Retype the records word for word, beginning with the first line and stopping after the line that contains "371, 714, 481]".

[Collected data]
···

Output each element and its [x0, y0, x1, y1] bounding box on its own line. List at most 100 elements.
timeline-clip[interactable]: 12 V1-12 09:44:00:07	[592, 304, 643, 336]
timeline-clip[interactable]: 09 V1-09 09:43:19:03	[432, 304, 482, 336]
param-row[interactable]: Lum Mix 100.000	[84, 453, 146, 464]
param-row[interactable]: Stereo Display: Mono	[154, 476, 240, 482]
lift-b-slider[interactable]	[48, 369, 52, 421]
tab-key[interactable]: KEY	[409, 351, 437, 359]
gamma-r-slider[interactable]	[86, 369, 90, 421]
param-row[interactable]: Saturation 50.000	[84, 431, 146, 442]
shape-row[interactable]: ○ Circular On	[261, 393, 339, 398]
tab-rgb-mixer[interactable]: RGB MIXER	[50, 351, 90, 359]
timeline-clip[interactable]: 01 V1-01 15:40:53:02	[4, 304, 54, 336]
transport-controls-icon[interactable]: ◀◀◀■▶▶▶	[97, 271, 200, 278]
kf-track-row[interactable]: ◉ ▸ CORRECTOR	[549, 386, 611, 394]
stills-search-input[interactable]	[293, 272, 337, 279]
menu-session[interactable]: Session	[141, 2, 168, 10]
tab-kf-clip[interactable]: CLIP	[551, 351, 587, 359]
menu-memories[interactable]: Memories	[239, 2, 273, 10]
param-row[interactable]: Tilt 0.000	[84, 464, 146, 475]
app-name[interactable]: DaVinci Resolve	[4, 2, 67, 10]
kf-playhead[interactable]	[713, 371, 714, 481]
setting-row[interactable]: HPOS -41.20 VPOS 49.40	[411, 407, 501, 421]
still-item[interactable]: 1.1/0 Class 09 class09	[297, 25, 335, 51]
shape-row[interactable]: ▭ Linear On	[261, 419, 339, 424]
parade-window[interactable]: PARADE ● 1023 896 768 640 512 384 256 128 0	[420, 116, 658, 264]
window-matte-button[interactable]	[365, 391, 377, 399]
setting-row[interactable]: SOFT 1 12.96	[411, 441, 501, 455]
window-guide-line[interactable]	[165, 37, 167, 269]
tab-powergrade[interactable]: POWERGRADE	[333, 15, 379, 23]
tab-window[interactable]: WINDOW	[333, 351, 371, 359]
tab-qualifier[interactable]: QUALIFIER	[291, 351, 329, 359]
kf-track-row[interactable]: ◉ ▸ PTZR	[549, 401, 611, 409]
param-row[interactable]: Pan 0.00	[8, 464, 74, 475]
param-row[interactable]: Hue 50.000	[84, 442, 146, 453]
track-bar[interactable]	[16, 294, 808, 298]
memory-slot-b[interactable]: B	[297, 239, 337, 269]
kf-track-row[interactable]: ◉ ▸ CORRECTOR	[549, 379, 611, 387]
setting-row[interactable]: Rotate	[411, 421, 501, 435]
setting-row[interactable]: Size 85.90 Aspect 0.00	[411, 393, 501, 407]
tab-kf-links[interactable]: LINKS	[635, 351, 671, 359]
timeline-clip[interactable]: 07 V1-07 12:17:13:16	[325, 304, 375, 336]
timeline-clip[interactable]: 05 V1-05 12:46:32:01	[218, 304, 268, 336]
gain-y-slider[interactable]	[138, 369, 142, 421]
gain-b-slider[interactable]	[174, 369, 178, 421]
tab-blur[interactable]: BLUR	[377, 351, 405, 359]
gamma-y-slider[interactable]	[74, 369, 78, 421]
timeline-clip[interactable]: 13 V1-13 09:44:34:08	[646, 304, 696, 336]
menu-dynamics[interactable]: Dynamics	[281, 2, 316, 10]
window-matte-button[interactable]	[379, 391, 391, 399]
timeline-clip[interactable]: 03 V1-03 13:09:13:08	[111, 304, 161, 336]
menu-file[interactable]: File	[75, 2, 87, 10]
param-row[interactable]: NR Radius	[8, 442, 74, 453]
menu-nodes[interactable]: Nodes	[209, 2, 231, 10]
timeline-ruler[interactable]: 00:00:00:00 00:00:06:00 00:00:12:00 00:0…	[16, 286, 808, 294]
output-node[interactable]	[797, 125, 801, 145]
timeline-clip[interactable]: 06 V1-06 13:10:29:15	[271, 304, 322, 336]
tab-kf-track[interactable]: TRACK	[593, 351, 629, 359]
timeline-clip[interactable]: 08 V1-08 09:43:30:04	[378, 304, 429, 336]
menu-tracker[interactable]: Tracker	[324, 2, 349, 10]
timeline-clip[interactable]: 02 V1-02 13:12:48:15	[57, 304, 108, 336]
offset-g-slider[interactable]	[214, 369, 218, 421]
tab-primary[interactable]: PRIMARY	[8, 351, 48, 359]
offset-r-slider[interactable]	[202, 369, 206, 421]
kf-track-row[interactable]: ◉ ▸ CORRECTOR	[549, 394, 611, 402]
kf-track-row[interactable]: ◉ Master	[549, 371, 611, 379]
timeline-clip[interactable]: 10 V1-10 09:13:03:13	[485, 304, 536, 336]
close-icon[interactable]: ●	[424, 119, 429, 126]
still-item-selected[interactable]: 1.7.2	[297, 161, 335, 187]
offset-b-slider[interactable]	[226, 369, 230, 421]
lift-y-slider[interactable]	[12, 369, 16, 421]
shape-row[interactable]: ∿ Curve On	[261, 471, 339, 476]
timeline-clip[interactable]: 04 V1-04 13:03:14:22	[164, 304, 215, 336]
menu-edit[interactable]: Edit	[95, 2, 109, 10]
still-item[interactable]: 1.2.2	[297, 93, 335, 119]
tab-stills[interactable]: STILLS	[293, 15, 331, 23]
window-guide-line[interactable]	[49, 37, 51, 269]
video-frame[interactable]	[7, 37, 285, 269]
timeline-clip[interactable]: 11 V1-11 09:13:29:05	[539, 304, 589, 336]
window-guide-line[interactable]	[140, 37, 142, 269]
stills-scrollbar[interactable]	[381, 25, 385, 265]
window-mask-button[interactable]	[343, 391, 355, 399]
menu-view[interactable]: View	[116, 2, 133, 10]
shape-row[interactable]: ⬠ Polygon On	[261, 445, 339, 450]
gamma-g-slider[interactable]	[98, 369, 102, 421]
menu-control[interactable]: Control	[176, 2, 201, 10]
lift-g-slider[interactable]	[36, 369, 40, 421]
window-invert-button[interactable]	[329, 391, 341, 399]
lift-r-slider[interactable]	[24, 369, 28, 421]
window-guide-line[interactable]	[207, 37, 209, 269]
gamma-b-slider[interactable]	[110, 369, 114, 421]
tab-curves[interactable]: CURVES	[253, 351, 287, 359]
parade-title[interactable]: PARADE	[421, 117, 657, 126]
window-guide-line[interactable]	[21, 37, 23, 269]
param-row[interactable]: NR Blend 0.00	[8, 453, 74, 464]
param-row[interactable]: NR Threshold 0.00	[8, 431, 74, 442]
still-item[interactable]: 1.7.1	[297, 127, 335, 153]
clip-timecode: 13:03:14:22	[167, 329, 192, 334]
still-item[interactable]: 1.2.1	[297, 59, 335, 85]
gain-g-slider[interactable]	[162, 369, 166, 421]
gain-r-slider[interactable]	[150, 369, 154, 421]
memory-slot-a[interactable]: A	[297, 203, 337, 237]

···

**Correct answer**
Output each element and its [x0, y0, x1, y1] bounding box on its own line. List at most 100 elements.
timeline-clip[interactable]: 12 V1-12 09:44:00:07	[592, 304, 643, 336]
timeline-clip[interactable]: 09 V1-09 09:43:19:03	[432, 304, 482, 336]
param-row[interactable]: Lum Mix 100.000	[84, 453, 146, 464]
param-row[interactable]: Stereo Display: Mono	[154, 476, 240, 482]
lift-b-slider[interactable]	[48, 369, 52, 421]
tab-key[interactable]: KEY	[409, 351, 437, 359]
gamma-r-slider[interactable]	[86, 369, 90, 421]
param-row[interactable]: Saturation 50.000	[84, 431, 146, 442]
shape-row[interactable]: ○ Circular On	[261, 393, 339, 398]
tab-rgb-mixer[interactable]: RGB MIXER	[50, 351, 90, 359]
timeline-clip[interactable]: 01 V1-01 15:40:53:02	[4, 304, 54, 336]
transport-controls-icon[interactable]: ◀◀◀■▶▶▶	[97, 271, 200, 278]
kf-track-row[interactable]: ◉ ▸ CORRECTOR	[549, 386, 611, 394]
stills-search-input[interactable]	[293, 272, 337, 279]
menu-session[interactable]: Session	[141, 2, 168, 10]
tab-kf-clip[interactable]: CLIP	[551, 351, 587, 359]
menu-memories[interactable]: Memories	[239, 2, 273, 10]
param-row[interactable]: Tilt 0.000	[84, 464, 146, 475]
app-name[interactable]: DaVinci Resolve	[4, 2, 67, 10]
kf-playhead[interactable]	[713, 371, 714, 481]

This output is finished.